Among the entries, which lines carry the string "kind"? Copy each of them.

■ Listed records ■
::::

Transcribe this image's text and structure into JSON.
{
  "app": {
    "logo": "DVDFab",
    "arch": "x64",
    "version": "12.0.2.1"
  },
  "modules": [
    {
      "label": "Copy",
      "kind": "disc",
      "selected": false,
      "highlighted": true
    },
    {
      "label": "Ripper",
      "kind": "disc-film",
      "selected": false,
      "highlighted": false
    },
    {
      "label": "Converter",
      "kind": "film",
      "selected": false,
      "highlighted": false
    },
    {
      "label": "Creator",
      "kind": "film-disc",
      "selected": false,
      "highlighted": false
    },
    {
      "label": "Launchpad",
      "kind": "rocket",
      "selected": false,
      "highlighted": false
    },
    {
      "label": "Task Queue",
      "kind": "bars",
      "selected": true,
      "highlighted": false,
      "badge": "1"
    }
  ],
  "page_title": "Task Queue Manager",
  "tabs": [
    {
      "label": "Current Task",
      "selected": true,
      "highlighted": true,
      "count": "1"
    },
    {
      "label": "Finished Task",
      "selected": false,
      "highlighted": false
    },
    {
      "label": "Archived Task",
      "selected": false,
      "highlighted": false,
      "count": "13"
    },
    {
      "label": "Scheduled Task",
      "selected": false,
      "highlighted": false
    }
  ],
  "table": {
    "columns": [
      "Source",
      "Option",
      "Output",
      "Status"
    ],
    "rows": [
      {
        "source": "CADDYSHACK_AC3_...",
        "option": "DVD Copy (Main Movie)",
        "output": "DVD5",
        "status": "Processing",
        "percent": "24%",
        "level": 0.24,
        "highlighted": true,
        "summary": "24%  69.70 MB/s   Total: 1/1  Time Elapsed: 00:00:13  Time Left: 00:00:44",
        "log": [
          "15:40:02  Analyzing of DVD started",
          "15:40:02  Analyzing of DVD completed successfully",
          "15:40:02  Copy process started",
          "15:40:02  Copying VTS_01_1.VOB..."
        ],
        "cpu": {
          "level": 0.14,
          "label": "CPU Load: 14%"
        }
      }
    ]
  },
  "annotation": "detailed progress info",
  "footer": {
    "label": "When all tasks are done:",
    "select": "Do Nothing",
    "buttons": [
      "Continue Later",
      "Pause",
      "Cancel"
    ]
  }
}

::::

■ Result of the task ■
      "kind": "disc",
      "kind": "disc-film",
      "kind": "film",
      "kind": "film-disc",
      "kind": "rocket",
      "kind": "bars",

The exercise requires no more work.